◆ **Exercise inputs**

** BEGIN **

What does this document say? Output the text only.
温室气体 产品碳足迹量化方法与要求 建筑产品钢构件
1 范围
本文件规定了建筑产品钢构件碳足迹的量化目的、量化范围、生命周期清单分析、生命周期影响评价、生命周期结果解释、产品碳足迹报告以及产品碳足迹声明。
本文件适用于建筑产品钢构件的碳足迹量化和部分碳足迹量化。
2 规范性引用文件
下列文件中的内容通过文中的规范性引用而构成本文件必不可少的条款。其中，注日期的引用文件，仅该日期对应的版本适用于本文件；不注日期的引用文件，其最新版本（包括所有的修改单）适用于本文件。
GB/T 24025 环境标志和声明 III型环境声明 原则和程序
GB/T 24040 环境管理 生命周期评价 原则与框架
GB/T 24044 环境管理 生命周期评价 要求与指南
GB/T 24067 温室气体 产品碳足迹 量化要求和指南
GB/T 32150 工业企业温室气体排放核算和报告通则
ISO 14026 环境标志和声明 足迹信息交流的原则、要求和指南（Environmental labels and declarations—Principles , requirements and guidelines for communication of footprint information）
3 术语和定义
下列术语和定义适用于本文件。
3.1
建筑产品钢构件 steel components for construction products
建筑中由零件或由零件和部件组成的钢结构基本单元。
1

** END **

◆ **Task to complete**
Read the entries and select each line where the word "环境管理" is found.

◆ **Answer to this exercise**
GB/T 24040 环境管理 生命周期评价 原则与框架
GB/T 24044 环境管理 生命周期评价 要求与指南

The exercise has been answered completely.